* [AIM OF THE TASK] Repeat the listing word for word. No pictures belong in the copy.

* [DATA FOR THIS TASK]
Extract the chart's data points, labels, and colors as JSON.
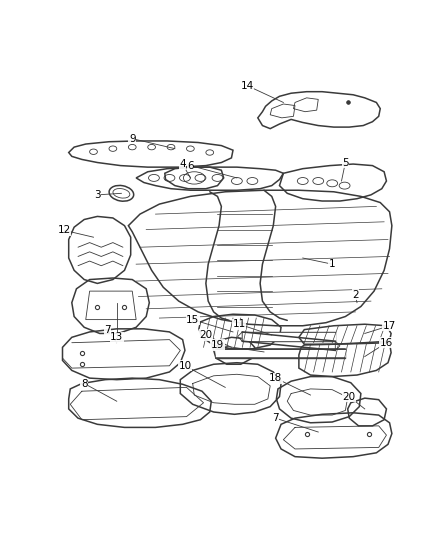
{
  "bg_color": "#ffffff",
  "line_color": "#3a3a3a",
  "label_color": "#000000",
  "figsize": [
    4.38,
    5.33
  ],
  "dpi": 100,
  "lw_main": 1.1,
  "lw_thin": 0.6,
  "label_fontsize": 7.5
}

* [RESULT OF THIS TASK]
Extract the chart's data points, labels, and colors as JSON.
{
  "bg_color": "#ffffff",
  "line_color": "#3a3a3a",
  "label_color": "#000000",
  "figsize": [
    4.38,
    5.33
  ],
  "dpi": 100,
  "lw_main": 1.1,
  "lw_thin": 0.6,
  "label_fontsize": 7.5
}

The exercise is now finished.